* WHAT YOU SHOULD DO
Pull each line holding "shows" out of the entries below.

* SUPPLIED INFORMATION

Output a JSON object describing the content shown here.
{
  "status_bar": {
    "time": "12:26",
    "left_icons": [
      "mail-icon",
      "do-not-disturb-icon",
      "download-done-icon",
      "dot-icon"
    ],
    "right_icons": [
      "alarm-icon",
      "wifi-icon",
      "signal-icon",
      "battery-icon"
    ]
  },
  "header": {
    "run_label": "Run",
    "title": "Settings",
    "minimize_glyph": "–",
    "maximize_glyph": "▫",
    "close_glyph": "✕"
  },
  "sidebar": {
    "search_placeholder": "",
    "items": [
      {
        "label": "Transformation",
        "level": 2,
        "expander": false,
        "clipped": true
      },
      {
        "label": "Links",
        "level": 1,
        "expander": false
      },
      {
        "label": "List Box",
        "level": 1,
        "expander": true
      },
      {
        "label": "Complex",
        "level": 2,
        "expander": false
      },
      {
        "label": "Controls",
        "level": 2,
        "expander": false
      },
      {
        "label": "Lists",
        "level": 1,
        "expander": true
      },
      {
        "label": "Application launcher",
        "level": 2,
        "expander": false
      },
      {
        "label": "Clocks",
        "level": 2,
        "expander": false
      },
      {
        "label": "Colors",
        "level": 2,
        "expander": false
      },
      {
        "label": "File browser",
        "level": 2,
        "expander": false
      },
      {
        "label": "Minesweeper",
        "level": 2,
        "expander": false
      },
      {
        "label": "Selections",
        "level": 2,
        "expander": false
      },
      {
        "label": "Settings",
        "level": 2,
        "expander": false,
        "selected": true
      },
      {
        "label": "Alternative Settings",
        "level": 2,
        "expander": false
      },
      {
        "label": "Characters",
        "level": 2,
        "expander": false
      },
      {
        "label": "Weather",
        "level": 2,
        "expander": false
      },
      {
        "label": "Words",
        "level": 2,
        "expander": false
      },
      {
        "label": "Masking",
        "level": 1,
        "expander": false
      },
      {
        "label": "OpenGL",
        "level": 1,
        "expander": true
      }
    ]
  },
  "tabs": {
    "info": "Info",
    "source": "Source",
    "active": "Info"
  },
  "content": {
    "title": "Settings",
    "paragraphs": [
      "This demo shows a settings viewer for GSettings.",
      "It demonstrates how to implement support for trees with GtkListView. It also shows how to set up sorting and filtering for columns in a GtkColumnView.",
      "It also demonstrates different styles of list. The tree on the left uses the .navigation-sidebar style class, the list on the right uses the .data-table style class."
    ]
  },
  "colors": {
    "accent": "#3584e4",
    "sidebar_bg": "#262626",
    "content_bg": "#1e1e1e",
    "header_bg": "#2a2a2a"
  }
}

* FULL RESPONSE
      "This demo shows a settings viewer for GSettings.",
      "It demonstrates how to implement support for trees with GtkListView. It also shows how to set up sorting and filtering for columns in a GtkColumnView.",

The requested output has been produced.